#### Aim of the task
Would you repeat the listing exactly but omit every picture?

===

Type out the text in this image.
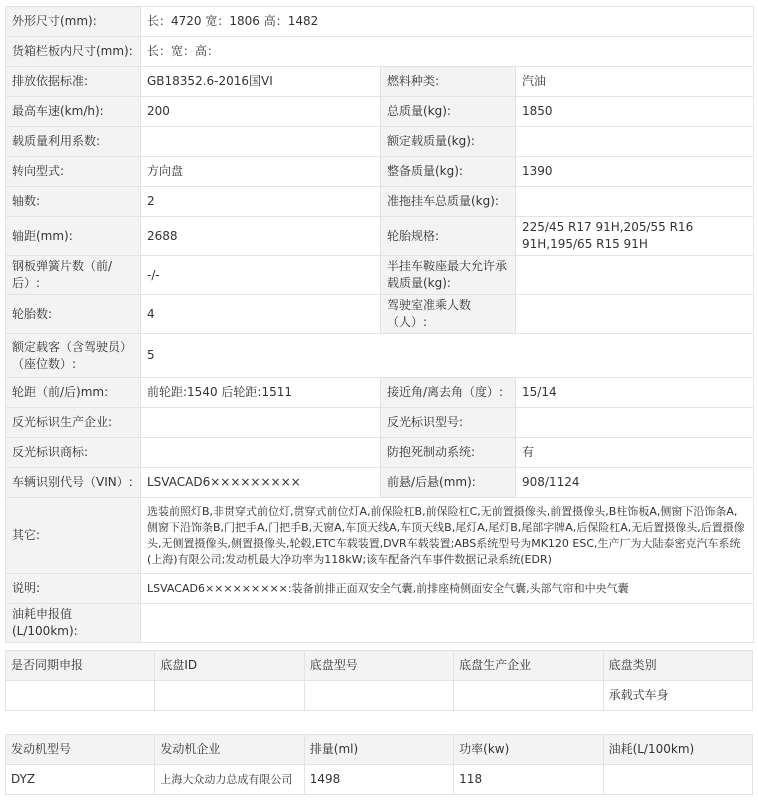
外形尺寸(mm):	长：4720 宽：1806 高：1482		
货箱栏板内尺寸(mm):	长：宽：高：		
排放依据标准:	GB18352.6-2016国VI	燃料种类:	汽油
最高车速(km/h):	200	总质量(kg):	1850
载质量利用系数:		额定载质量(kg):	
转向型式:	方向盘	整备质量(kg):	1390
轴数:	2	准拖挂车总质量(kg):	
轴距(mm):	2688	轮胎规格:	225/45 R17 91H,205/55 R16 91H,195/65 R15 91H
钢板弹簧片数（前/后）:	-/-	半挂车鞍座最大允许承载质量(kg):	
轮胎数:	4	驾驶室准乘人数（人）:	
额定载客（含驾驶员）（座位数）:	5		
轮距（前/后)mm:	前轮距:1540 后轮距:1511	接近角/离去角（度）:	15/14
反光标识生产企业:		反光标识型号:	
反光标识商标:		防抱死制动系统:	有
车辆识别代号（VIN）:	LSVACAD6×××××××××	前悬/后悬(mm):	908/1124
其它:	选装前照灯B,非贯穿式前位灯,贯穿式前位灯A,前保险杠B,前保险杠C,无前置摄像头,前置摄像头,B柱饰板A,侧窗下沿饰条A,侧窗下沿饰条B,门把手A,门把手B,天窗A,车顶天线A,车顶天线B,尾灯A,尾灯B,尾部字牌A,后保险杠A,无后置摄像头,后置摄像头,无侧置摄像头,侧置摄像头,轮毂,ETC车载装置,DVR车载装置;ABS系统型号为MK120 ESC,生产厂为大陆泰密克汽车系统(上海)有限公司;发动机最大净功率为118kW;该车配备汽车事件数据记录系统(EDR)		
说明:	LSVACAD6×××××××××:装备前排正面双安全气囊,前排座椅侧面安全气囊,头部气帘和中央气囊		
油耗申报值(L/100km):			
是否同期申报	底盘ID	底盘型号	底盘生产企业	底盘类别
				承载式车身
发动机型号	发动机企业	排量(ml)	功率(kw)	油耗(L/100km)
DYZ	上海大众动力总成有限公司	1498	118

===

#### Result for this task
Type out the text in this image.
外形尺寸(mm):	长：4720 宽：1806 高：1482		
货箱栏板内尺寸(mm):	长：宽：高：		
排放依据标准:	GB18352.6-2016国VI	燃料种类:	汽油
最高车速(km/h):	200	总质量(kg):	1850
载质量利用系数:		额定载质量(kg):	
转向型式:	方向盘	整备质量(kg):	1390
轴数:	2	准拖挂车总质量(kg):	
轴距(mm):	2688	轮胎规格:	225/45 R17 91H,205/55 R16 91H,195/65 R15 91H
钢板弹簧片数（前/后）:	-/-	半挂车鞍座最大允许承载质量(kg):	
轮胎数:	4	驾驶室准乘人数（人）:	
额定载客（含驾驶员）（座位数）:	5		
轮距（前/后)mm:	前轮距:1540 后轮距:1511	接近角/离去角（度）:	15/14
反光标识生产企业:		反光标识型号:	
反光标识商标:		防抱死制动系统:	有
车辆识别代号（VIN）:	LSVACAD6×××××××××	前悬/后悬(mm):	908/1124
其它:	选装前照灯B,非贯穿式前位灯,贯穿式前位灯A,前保险杠B,前保险杠C,无前置摄像头,前置摄像头,B柱饰板A,侧窗下沿饰条A,侧窗下沿饰条B,门把手A,门把手B,天窗A,车顶天线A,车顶天线B,尾灯A,尾灯B,尾部字牌A,后保险杠A,无后置摄像头,后置摄像头,无侧置摄像头,侧置摄像头,轮毂,ETC车载装置,DVR车载装置;ABS系统型号为MK120 ESC,生产厂为大陆泰密克汽车系统(上海)有限公司;发动机最大净功率为118kW;该车配备汽车事件数据记录系统(EDR)		
说明:	LSVACAD6×××××××××:装备前排正面双安全气囊,前排座椅侧面安全气囊,头部气帘和中央气囊		
油耗申报值(L/100km):			
是否同期申报	底盘ID	底盘型号	底盘生产企业	底盘类别
				承载式车身
发动机型号	发动机企业	排量(ml)	功率(kw)	油耗(L/100km)
DYZ	上海大众动力总成有限公司	1498	118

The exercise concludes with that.